***** ITEMS

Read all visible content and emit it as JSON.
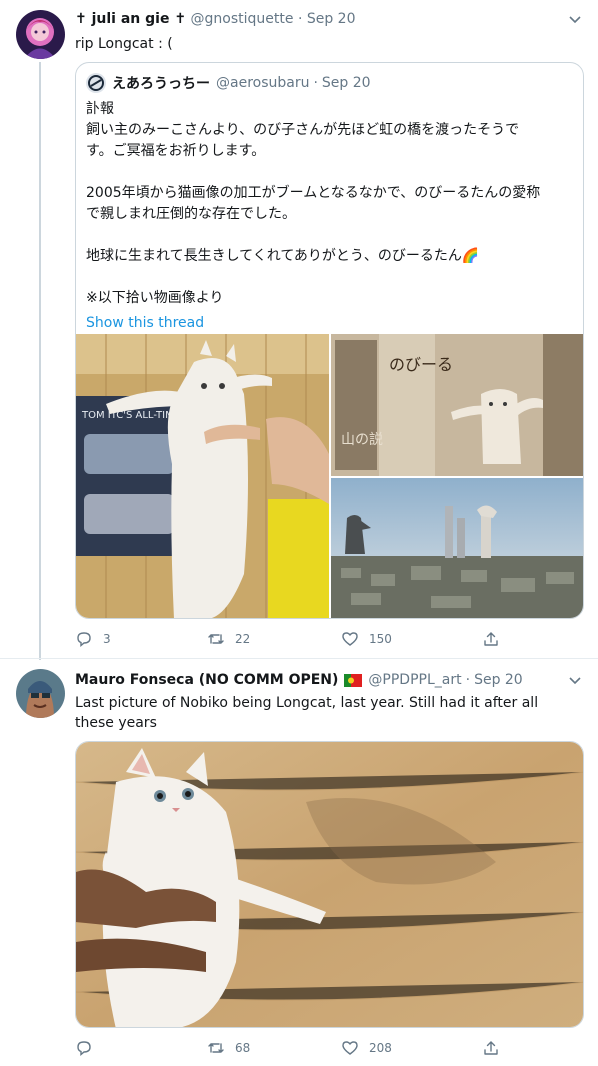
{
  "tweet1": {
    "display_name": "✝ juli an gie ✝",
    "handle": "@gnostiquette",
    "date": "Sep 20",
    "text": "rip Longcat : (",
    "quote": {
      "display_name": "えあろうっちー",
      "handle": "@aerosubaru",
      "date": "Sep 20",
      "lines": [
        "訃報",
        "飼い主のみーこさんより、のび子さんが先ほど虹の橋を渡ったそうで",
        "す。ご冥福をお祈りします。",
        "",
        "2005年頃から猫画像の加工がブームとなるなかで、のびーるたんの愛称",
        "で親しまれ圧倒的な存在でした。",
        "",
        "地球に生まれて長生きしてくれてありがとう、のびーるたん🌈",
        "",
        "※以下拾い物画像より"
      ],
      "show_thread": "Show this thread",
      "poster_text": "のびーる",
      "poster_text2": "山の説"
    },
    "actions": {
      "replies": "3",
      "retweets": "22",
      "likes": "150"
    }
  },
  "tweet2": {
    "display_name": "Mauro Fonseca (NO COMM OPEN)",
    "handle": "@PPDPPL_art",
    "date": "Sep 20",
    "text": "Last picture of Nobiko being Longcat, last year. Still had it after all these years",
    "actions": {
      "replies": "",
      "retweets": "68",
      "likes": "208"
    }
  },
  "icons": {
    "reply": "reply-icon",
    "retweet": "retweet-icon",
    "like": "like-icon",
    "share": "share-icon",
    "more": "chevron-down-icon",
    "flag": "portugal-flag-icon"
  },
  "colors": {
    "link": "#1b95e0",
    "secondary_text": "#657786",
    "border": "#ccd6dd"
  }
}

**********

WHAT TO PRODUCE: Images in the records should not be copied. Repeat all the rest exactly.

FINISHED TASK:
Read all visible content and emit it as JSON.
{
  "tweet1": {
    "display_name": "✝ juli an gie ✝",
    "handle": "@gnostiquette",
    "date": "Sep 20",
    "text": "rip Longcat : (",
    "quote": {
      "display_name": "えあろうっちー",
      "handle": "@aerosubaru",
      "date": "Sep 20",
      "lines": [
        "訃報",
        "飼い主のみーこさんより、のび子さんが先ほど虹の橋を渡ったそうで",
        "す。ご冥福をお祈りします。",
        "",
        "2005年頃から猫画像の加工がブームとなるなかで、のびーるたんの愛称",
        "で親しまれ圧倒的な存在でした。",
        "",
        "地球に生まれて長生きしてくれてありがとう、のびーるたん🌈",
        "",
        "※以下拾い物画像より"
      ],
      "show_thread": "Show this thread",
      "poster_text": "のびーる",
      "poster_text2": "山の説"
    },
    "actions": {
      "replies": "3",
      "retweets": "22",
      "likes": "150"
    }
  },
  "tweet2": {
    "display_name": "Mauro Fonseca (NO COMM OPEN)",
    "handle": "@PPDPPL_art",
    "date": "Sep 20",
    "text": "Last picture of Nobiko being Longcat, last year. Still had it after all these years",
    "actions": {
      "replies": "",
      "retweets": "68",
      "likes": "208"
    }
  },
  "icons": {
    "reply": "reply-icon",
    "retweet": "retweet-icon",
    "like": "like-icon",
    "share": "share-icon",
    "more": "chevron-down-icon",
    "flag": "portugal-flag-icon"
  },
  "colors": {
    "link": "#1b95e0",
    "secondary_text": "#657786",
    "border": "#ccd6dd"
  }
}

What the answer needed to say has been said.